§ Task requirements
Transcribe all the entries word for word, but omit the images.

§ Data excerpts

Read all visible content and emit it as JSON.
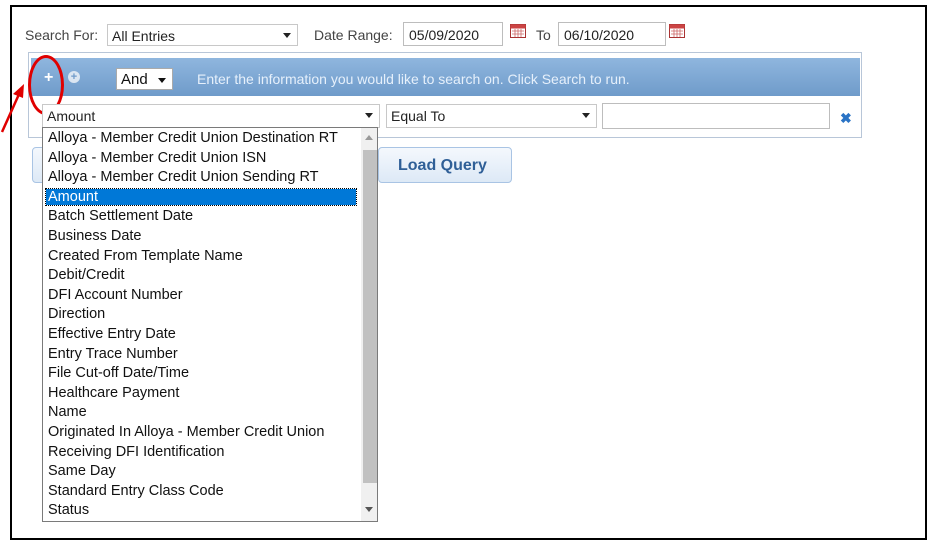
{
  "search": {
    "search_for_label": "Search For:",
    "search_for_value": "All Entries",
    "date_range_label": "Date Range:",
    "date_from": "05/09/2020",
    "to_label": "To",
    "date_to": "06/10/2020"
  },
  "query_bar": {
    "add_icon": "+",
    "add_group_icon": "+",
    "conjunction": "And",
    "message": "Enter the information you would like to search on.  Click Search to run."
  },
  "criteria": {
    "field_value": "Amount",
    "operator_value": "Equal To",
    "value_input": "",
    "remove_icon": "✖"
  },
  "buttons": {
    "load_query": "Load Query"
  },
  "dropdown": {
    "items": [
      "Alloya - Member Credit Union Destination RT",
      "Alloya - Member Credit Union ISN",
      "Alloya - Member Credit Union Sending RT",
      "Amount",
      "Batch Settlement Date",
      "Business Date",
      "Created From Template Name",
      "Debit/Credit",
      "DFI Account Number",
      "Direction",
      "Effective Entry Date",
      "Entry Trace Number",
      "File Cut-off Date/Time",
      "Healthcare Payment",
      "Name",
      "Originated In Alloya - Member Credit Union",
      "Receiving DFI Identification",
      "Same Day",
      "Standard Entry Class Code",
      "Status"
    ],
    "selected": "Amount"
  },
  "colors": {
    "bar": "#7aa6d4",
    "selection": "#0078d7",
    "annotation": "#e00000"
  }
}
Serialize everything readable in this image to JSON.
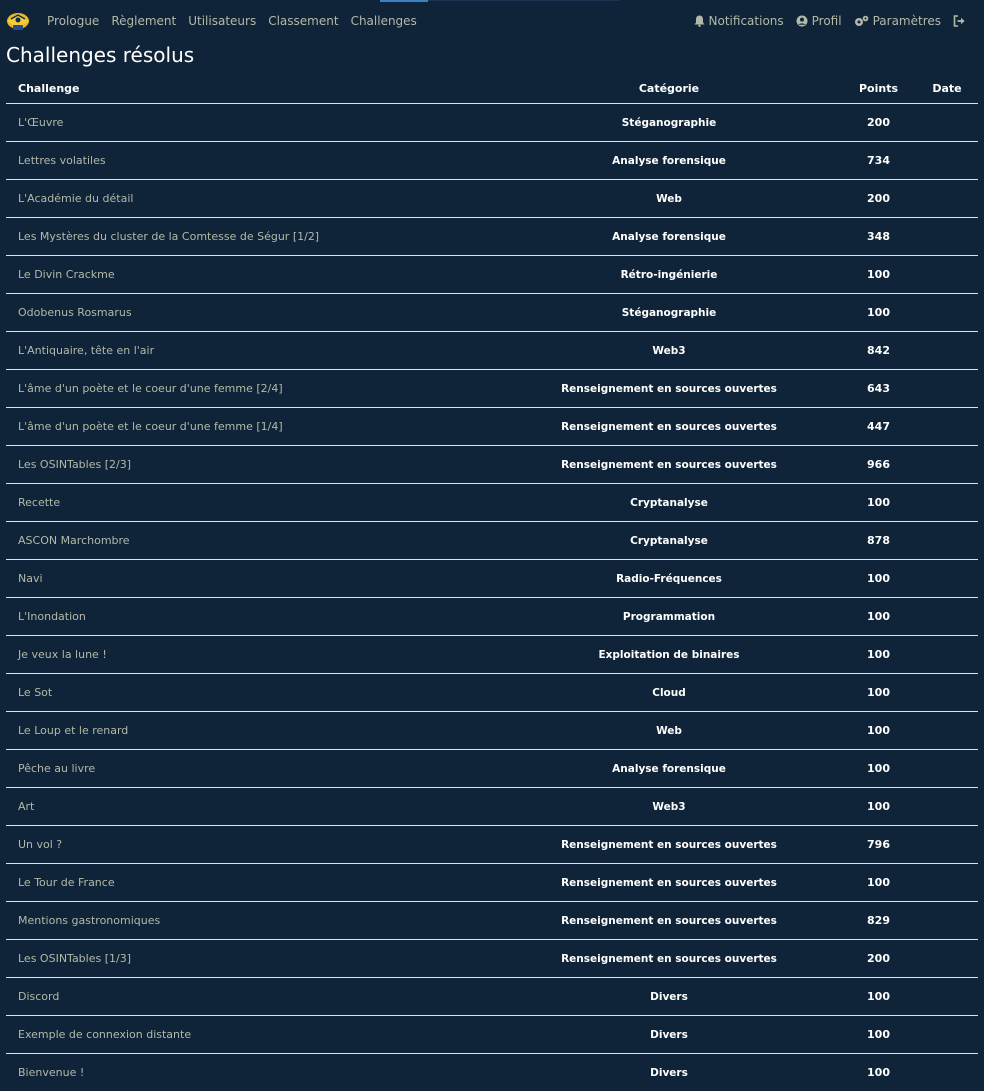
{
  "nav": {
    "left": [
      "Prologue",
      "Règlement",
      "Utilisateurs",
      "Classement",
      "Challenges"
    ],
    "notifications": "Notifications",
    "profile": "Profil",
    "settings": "Paramètres"
  },
  "page_title": "Challenges résolus",
  "table": {
    "headers": [
      "Challenge",
      "Catégorie",
      "Points",
      "Date"
    ],
    "rows": [
      {
        "name": "L'Œuvre",
        "category": "Stéganographie",
        "points": "200"
      },
      {
        "name": "Lettres volatiles",
        "category": "Analyse forensique",
        "points": "734"
      },
      {
        "name": "L'Académie du détail",
        "category": "Web",
        "points": "200"
      },
      {
        "name": "Les Mystères du cluster de la Comtesse de Ségur [1/2]",
        "category": "Analyse forensique",
        "points": "348"
      },
      {
        "name": "Le Divin Crackme",
        "category": "Rétro-ingénierie",
        "points": "100"
      },
      {
        "name": "Odobenus Rosmarus",
        "category": "Stéganographie",
        "points": "100"
      },
      {
        "name": "L'Antiquaire, tête en l'air",
        "category": "Web3",
        "points": "842"
      },
      {
        "name": "L'âme d'un poète et le coeur d'une femme [2/4]",
        "category": "Renseignement en sources ouvertes",
        "points": "643"
      },
      {
        "name": "L'âme d'un poète et le coeur d'une femme [1/4]",
        "category": "Renseignement en sources ouvertes",
        "points": "447"
      },
      {
        "name": "Les OSINTables [2/3]",
        "category": "Renseignement en sources ouvertes",
        "points": "966"
      },
      {
        "name": "Recette",
        "category": "Cryptanalyse",
        "points": "100"
      },
      {
        "name": "ASCON Marchombre",
        "category": "Cryptanalyse",
        "points": "878"
      },
      {
        "name": "Navi",
        "category": "Radio-Fréquences",
        "points": "100"
      },
      {
        "name": "L'Inondation",
        "category": "Programmation",
        "points": "100"
      },
      {
        "name": "Je veux la lune !",
        "category": "Exploitation de binaires",
        "points": "100"
      },
      {
        "name": "Le Sot",
        "category": "Cloud",
        "points": "100"
      },
      {
        "name": "Le Loup et le renard",
        "category": "Web",
        "points": "100"
      },
      {
        "name": "Pêche au livre",
        "category": "Analyse forensique",
        "points": "100"
      },
      {
        "name": "Art",
        "category": "Web3",
        "points": "100"
      },
      {
        "name": "Un vol ?",
        "category": "Renseignement en sources ouvertes",
        "points": "796"
      },
      {
        "name": "Le Tour de France",
        "category": "Renseignement en sources ouvertes",
        "points": "100"
      },
      {
        "name": "Mentions gastronomiques",
        "category": "Renseignement en sources ouvertes",
        "points": "829"
      },
      {
        "name": "Les OSINTables [1/3]",
        "category": "Renseignement en sources ouvertes",
        "points": "200"
      },
      {
        "name": "Discord",
        "category": "Divers",
        "points": "100"
      },
      {
        "name": "Exemple de connexion distante",
        "category": "Divers",
        "points": "100"
      },
      {
        "name": "Bienvenue !",
        "category": "Divers",
        "points": "100"
      }
    ]
  }
}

§ Solution to the problem
Read all visible content and emit it as JSON.
{
  "search": {
    "search_for_label": "Search For:",
    "search_for_value": "All Entries",
    "date_range_label": "Date Range:",
    "date_from": "05/09/2020",
    "to_label": "To",
    "date_to": "06/10/2020"
  },
  "query_bar": {
    "add_icon": "+",
    "add_group_icon": "+",
    "conjunction": "And",
    "message": "Enter the information you would like to search on.  Click Search to run."
  },
  "criteria": {
    "field_value": "Amount",
    "operator_value": "Equal To",
    "value_input": "",
    "remove_icon": "✖"
  },
  "buttons": {
    "load_query": "Load Query"
  },
  "dropdown": {
    "items": [
      "Alloya - Member Credit Union Destination RT",
      "Alloya - Member Credit Union ISN",
      "Alloya - Member Credit Union Sending RT",
      "Amount",
      "Batch Settlement Date",
      "Business Date",
      "Created From Template Name",
      "Debit/Credit",
      "DFI Account Number",
      "Direction",
      "Effective Entry Date",
      "Entry Trace Number",
      "File Cut-off Date/Time",
      "Healthcare Payment",
      "Name",
      "Originated In Alloya - Member Credit Union",
      "Receiving DFI Identification",
      "Same Day",
      "Standard Entry Class Code",
      "Status"
    ],
    "selected": "Amount"
  },
  "colors": {
    "bar": "#7aa6d4",
    "selection": "#0078d7",
    "annotation": "#e00000"
  }
}
Serialize everything readable in this image to JSON.
{
  "nav": {
    "left": [
      "Prologue",
      "Règlement",
      "Utilisateurs",
      "Classement",
      "Challenges"
    ],
    "notifications": "Notifications",
    "profile": "Profil",
    "settings": "Paramètres"
  },
  "page_title": "Challenges résolus",
  "table": {
    "headers": [
      "Challenge",
      "Catégorie",
      "Points",
      "Date"
    ],
    "rows": [
      {
        "name": "L'Œuvre",
        "category": "Stéganographie",
        "points": "200"
      },
      {
        "name": "Lettres volatiles",
        "category": "Analyse forensique",
        "points": "734"
      },
      {
        "name": "L'Académie du détail",
        "category": "Web",
        "points": "200"
      },
      {
        "name": "Les Mystères du cluster de la Comtesse de Ségur [1/2]",
        "category": "Analyse forensique",
        "points": "348"
      },
      {
        "name": "Le Divin Crackme",
        "category": "Rétro-ingénierie",
        "points": "100"
      },
      {
        "name": "Odobenus Rosmarus",
        "category": "Stéganographie",
        "points": "100"
      },
      {
        "name": "L'Antiquaire, tête en l'air",
        "category": "Web3",
        "points": "842"
      },
      {
        "name": "L'âme d'un poète et le coeur d'une femme [2/4]",
        "category": "Renseignement en sources ouvertes",
        "points": "643"
      },
      {
        "name": "L'âme d'un poète et le coeur d'une femme [1/4]",
        "category": "Renseignement en sources ouvertes",
        "points": "447"
      },
      {
        "name": "Les OSINTables [2/3]",
        "category": "Renseignement en sources ouvertes",
        "points": "966"
      },
      {
        "name": "Recette",
        "category": "Cryptanalyse",
        "points": "100"
      },
      {
        "name": "ASCON Marchombre",
        "category": "Cryptanalyse",
        "points": "878"
      },
      {
        "name": "Navi",
        "category": "Radio-Fréquences",
        "points": "100"
      },
      {
        "name": "L'Inondation",
        "category": "Programmation",
        "points": "100"
      },
      {
        "name": "Je veux la lune !",
        "category": "Exploitation de binaires",
        "points": "100"
      },
      {
        "name": "Le Sot",
        "category": "Cloud",
        "points": "100"
      },
      {
        "name": "Le Loup et le renard",
        "category": "Web",
        "points": "100"
      },
      {
        "name": "Pêche au livre",
        "category": "Analyse forensique",
        "points": "100"
      },
      {
        "name": "Art",
        "category": "Web3",
        "points": "100"
      },
      {
        "name": "Un vol ?",
        "category": "Renseignement en sources ouvertes",
        "points": "796"
      },
      {
        "name": "Le Tour de France",
        "category": "Renseignement en sources ouvertes",
        "points": "100"
      },
      {
        "name": "Mentions gastronomiques",
        "category": "Renseignement en sources ouvertes",
        "points": "829"
      },
      {
        "name": "Les OSINTables [1/3]",
        "category": "Renseignement en sources ouvertes",
        "points": "200"
      },
      {
        "name": "Discord",
        "category": "Divers",
        "points": "100"
      },
      {
        "name": "Exemple de connexion distante",
        "category": "Divers",
        "points": "100"
      },
      {
        "name": "Bienvenue !",
        "category": "Divers",
        "points": "100"
      }
    ]
  }
}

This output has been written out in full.